--- START ---
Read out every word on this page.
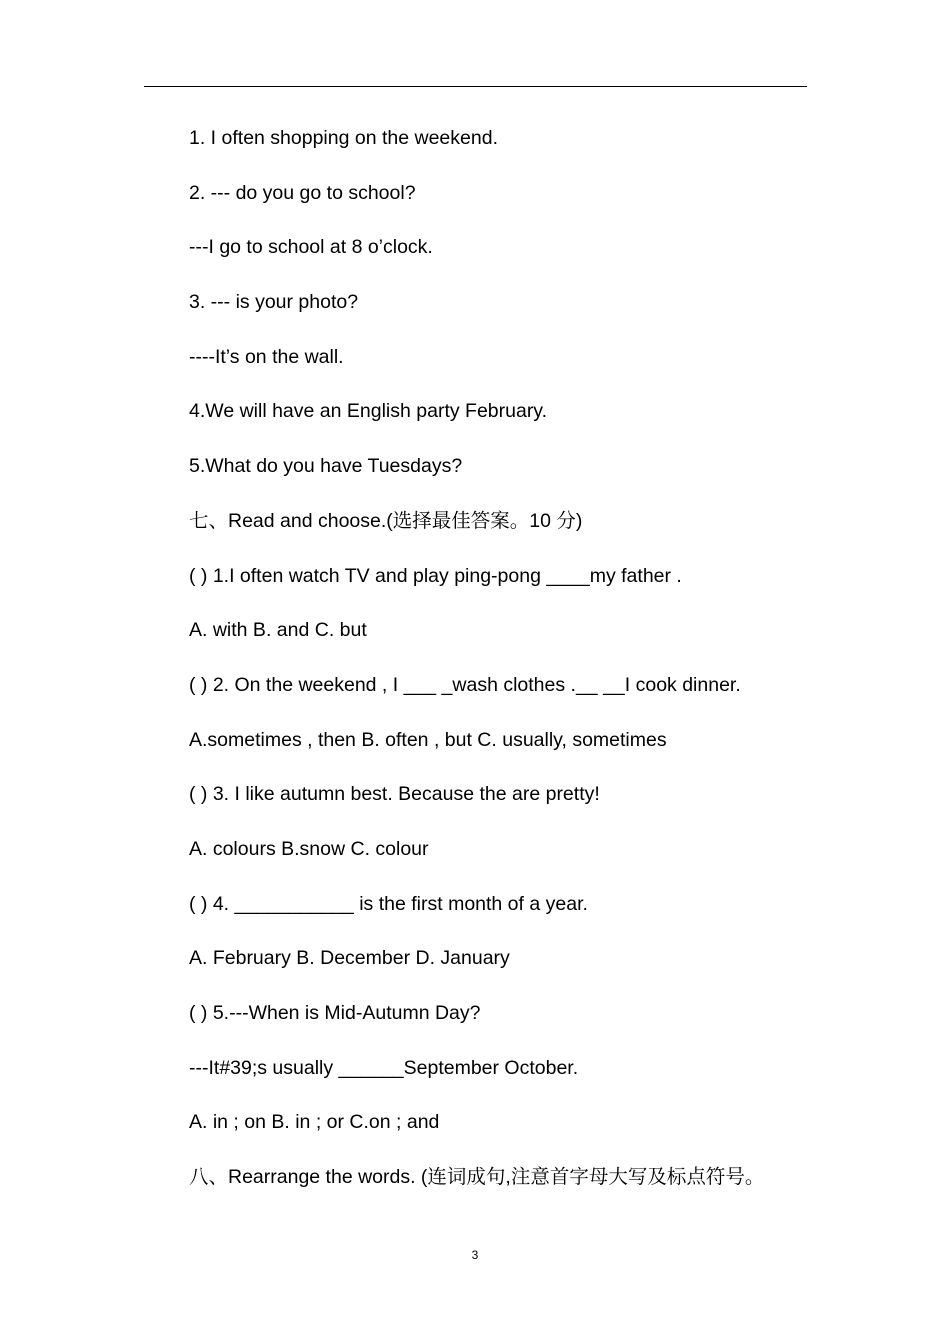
1. I often shopping on the weekend.
2. --- do you go to school?
---I go to school at 8 o’clock.
3. --- is your photo?
----It’s on the wall.
4.We will have an English party February.
5.What do you have Tuesdays?
七、Read and choose.(选择最佳答案。10 分)
( ) 1.I often watch TV and play ping-pong ____my father .
A. with B. and C. but
( ) 2. On the weekend , I ___ _wash clothes .__ __I cook dinner.
A.sometimes , then B. often , but C. usually, sometimes
( ) 3. I like autumn best. Because the are pretty!
A. colours B.snow C. colour
( ) 4. ___________ is the first month of a year.
A. February B. December D. January
( ) 5.---When is Mid-Autumn Day?
---It#39;s usually ______September October.
A. in ; on B. in ; or C.on ; and
八、Rearrange the words. (连词成句,注意首字母大写及标点符号。
3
--- END ---
■ What is required:
Drop the pictures and reproduce the rest of the entries above exactly.

■ Correct response:
Read out every word on this page.
1. I often shopping on the weekend.
2. --- do you go to school?
---I go to school at 8 o’clock.
3. --- is your photo?
----It’s on the wall.
4.We will have an English party February.
5.What do you have Tuesdays?
七、Read and choose.(选择最佳答案。10 分)
( ) 1.I often watch TV and play ping-pong ____my father .
A. with B. and C. but
( ) 2. On the weekend , I ___ _wash clothes .__ __I cook dinner.
A.sometimes , then B. often , but C. usually, sometimes
( ) 3. I like autumn best. Because the are pretty!
A. colours B.snow C. colour
( ) 4. ___________ is the first month of a year.
A. February B. December D. January
( ) 5.---When is Mid-Autumn Day?
---It#39;s usually ______September October.
A. in ; on B. in ; or C.on ; and
八、Rearrange the words. (连词成句,注意首字母大写及标点符号。
3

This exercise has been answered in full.